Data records
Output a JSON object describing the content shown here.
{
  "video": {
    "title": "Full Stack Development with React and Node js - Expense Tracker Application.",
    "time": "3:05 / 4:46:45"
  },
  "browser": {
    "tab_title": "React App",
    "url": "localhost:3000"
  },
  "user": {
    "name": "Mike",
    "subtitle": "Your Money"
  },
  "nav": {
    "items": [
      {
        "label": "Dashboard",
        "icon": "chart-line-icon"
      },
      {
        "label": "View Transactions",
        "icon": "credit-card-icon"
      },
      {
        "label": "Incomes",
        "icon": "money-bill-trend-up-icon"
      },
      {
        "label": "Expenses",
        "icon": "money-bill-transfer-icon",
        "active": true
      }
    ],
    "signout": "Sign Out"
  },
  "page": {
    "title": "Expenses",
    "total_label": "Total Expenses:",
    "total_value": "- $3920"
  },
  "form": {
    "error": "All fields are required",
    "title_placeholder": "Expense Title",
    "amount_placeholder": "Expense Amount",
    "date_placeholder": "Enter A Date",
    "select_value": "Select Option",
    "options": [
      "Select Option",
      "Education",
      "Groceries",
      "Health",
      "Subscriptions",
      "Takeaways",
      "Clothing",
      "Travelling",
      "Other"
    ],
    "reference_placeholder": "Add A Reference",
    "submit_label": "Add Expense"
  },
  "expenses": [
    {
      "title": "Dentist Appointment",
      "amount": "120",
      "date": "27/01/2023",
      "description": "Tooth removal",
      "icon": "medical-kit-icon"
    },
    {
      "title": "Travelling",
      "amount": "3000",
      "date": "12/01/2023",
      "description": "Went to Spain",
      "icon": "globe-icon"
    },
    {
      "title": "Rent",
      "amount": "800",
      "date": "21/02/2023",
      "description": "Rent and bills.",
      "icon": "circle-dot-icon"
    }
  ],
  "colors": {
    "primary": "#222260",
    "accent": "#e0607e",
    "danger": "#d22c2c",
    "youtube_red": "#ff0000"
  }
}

:: Given exercise ::
The records above are to be repeated exactly, in their entirety.

:: Exercise answer ::
Output a JSON object describing the content shown here.
{
  "video": {
    "title": "Full Stack Development with React and Node js - Expense Tracker Application.",
    "time": "3:05 / 4:46:45"
  },
  "browser": {
    "tab_title": "React App",
    "url": "localhost:3000"
  },
  "user": {
    "name": "Mike",
    "subtitle": "Your Money"
  },
  "nav": {
    "items": [
      {
        "label": "Dashboard",
        "icon": "chart-line-icon"
      },
      {
        "label": "View Transactions",
        "icon": "credit-card-icon"
      },
      {
        "label": "Incomes",
        "icon": "money-bill-trend-up-icon"
      },
      {
        "label": "Expenses",
        "icon": "money-bill-transfer-icon",
        "active": true
      }
    ],
    "signout": "Sign Out"
  },
  "page": {
    "title": "Expenses",
    "total_label": "Total Expenses:",
    "total_value": "- $3920"
  },
  "form": {
    "error": "All fields are required",
    "title_placeholder": "Expense Title",
    "amount_placeholder": "Expense Amount",
    "date_placeholder": "Enter A Date",
    "select_value": "Select Option",
    "options": [
      "Select Option",
      "Education",
      "Groceries",
      "Health",
      "Subscriptions",
      "Takeaways",
      "Clothing",
      "Travelling",
      "Other"
    ],
    "reference_placeholder": "Add A Reference",
    "submit_label": "Add Expense"
  },
  "expenses": [
    {
      "title": "Dentist Appointment",
      "amount": "120",
      "date": "27/01/2023",
      "description": "Tooth removal",
      "icon": "medical-kit-icon"
    },
    {
      "title": "Travelling",
      "amount": "3000",
      "date": "12/01/2023",
      "description": "Went to Spain",
      "icon": "globe-icon"
    },
    {
      "title": "Rent",
      "amount": "800",
      "date": "21/02/2023",
      "description": "Rent and bills.",
      "icon": "circle-dot-icon"
    }
  ],
  "colors": {
    "primary": "#222260",
    "accent": "#e0607e",
    "danger": "#d22c2c",
    "youtube_red": "#ff0000"
  }
}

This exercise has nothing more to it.